[Source material]
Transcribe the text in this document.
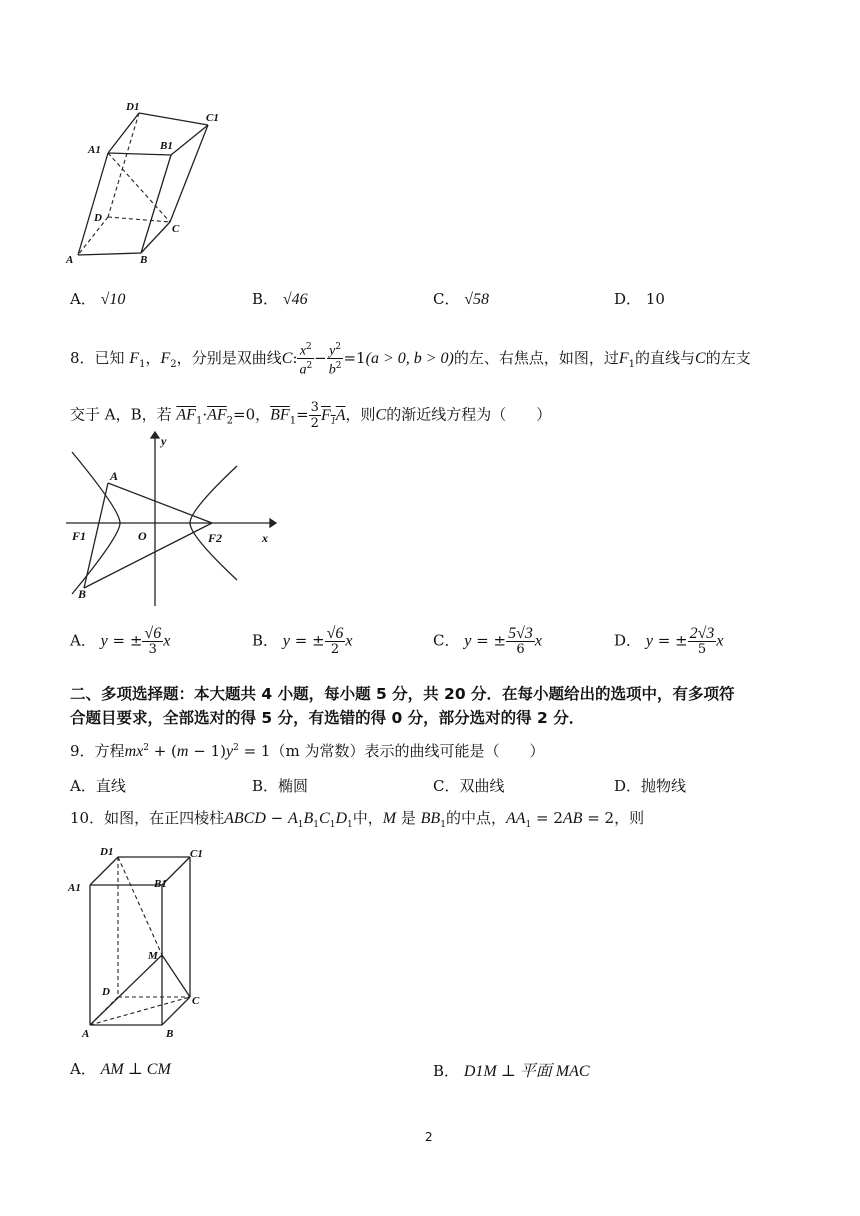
D1
C1
A1	B1
D
C
A	B
A． √10	B． √46	C． √58	D． 10
8．已知 $F_1$，$F_2$，分别是双曲线C: $\frac{x^2}{a^2} - \frac{y^2}{b^2} =1(a > 0$, b > 0)的左、右焦点，如图，过$F_1$的直线与C的左支
交于 A，B，若 $\overline{AF}_1\cdot\overline{AF}_2=0$，$\overline{BF}_1= \frac{3}{2} F_1A$，则C的渐近线方程为（　　）
y
A
F1	O	F2	x
B
A． y = ± $\frac{√6}{3}$ x	B． y = ± $\frac{√6}{2}$ x	C． y = ± $\frac{5√3}{6}$ x	D． y = ± $\frac{2√3}{5}$ x
二、多项选择题：本大题共 4 小题，每小题 5 分，共 20 分．在每小题给出的选项中，有多项符
合题目要求，全部选对的得 5 分，有选错的得 0 分，部分选对的得 2 分．
9．方程$mx^2 + (m - 1)y^2 = 1(m$ 为常数）表示的曲线可能是（　　）
A．直线	B．椭圆	C．双曲线	D．抛物线
10．如图，在正四棱柱ABCD − $A_1B_1C_1D_1$中，M 是 $BB_1$的中点，$AA_1 = 2AB = 2$，则
D1	C1
A1	B1
M
D
C
A	B
A． AM ⊥ CM	B． D1M ⊥ 平面 MAC
2
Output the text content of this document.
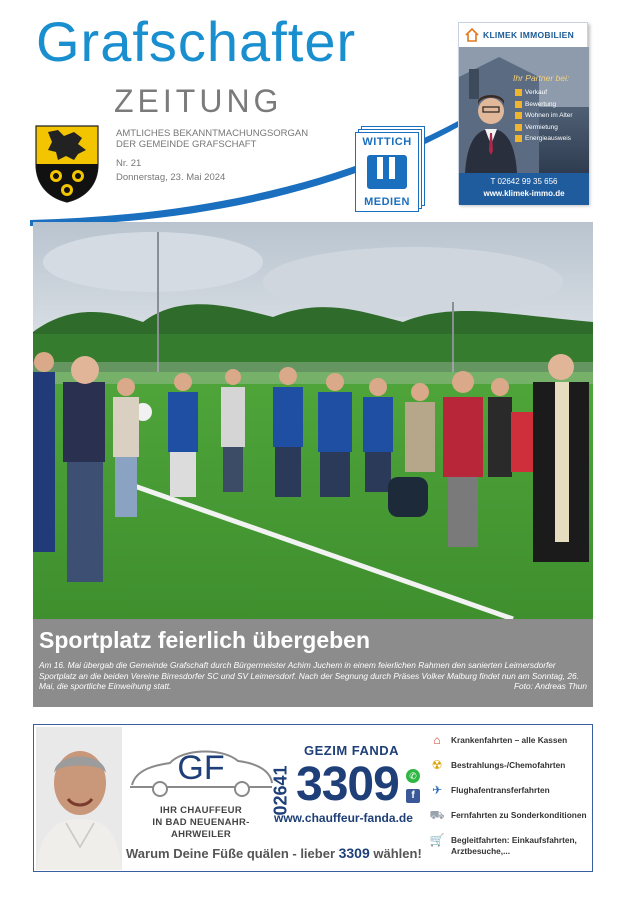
Grafschafter
ZEITUNG
AMTLICHES BEKANNTMACHUNGSORGAN
DER GEMEINDE GRAFSCHAFT
Nr. 21
Donnerstag, 23. Mai 2024
WITTICH
MEDIEN
KLIMEK IMMOBILIEN
Ihr Partner bei:
Verkauf
Bewertung
Wohnen im Alter
Vermietung
Energieausweis
T 02642 99 35 656
www.klimek-immo.de
Sportplatz feierlich übergeben
Am 16. Mai übergab die Gemeinde Grafschaft durch Bürgermeister Achim Juchem in einem feierlichen Rahmen den sanierten Leimersdorfer Sportplatz an die beiden Vereine Birresdorfer SC und SV Leimersdorf. Nach der Segnung durch Präses Volker Malburg findet nun am Sonntag, 26. Mai, die sportliche Einweihung statt.	Foto: Andreas Thun
GF
IHR CHAUFFEUR
IN BAD NEUENAHR-AHRWEILER
GEZIM FANDA
02641 3309	✆
f
www.chauffeur-fanda.de
Warum Deine Füße quälen - lieber 3309 wählen!
⌂	Krankenfahrten – alle Kassen
☢	Bestrahlungs-/Chemofahrten
✈	Flughafentransferfahrten
⛟ Fernfahrten zu Sonderkonditionen
🛒 Begleitfahrten: Einkaufsfahrten, Arztbesuche,...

[Exercise task]
From the listing above, report the number of lines containing the string "text", without any accompanying remarks.

[Task response]
2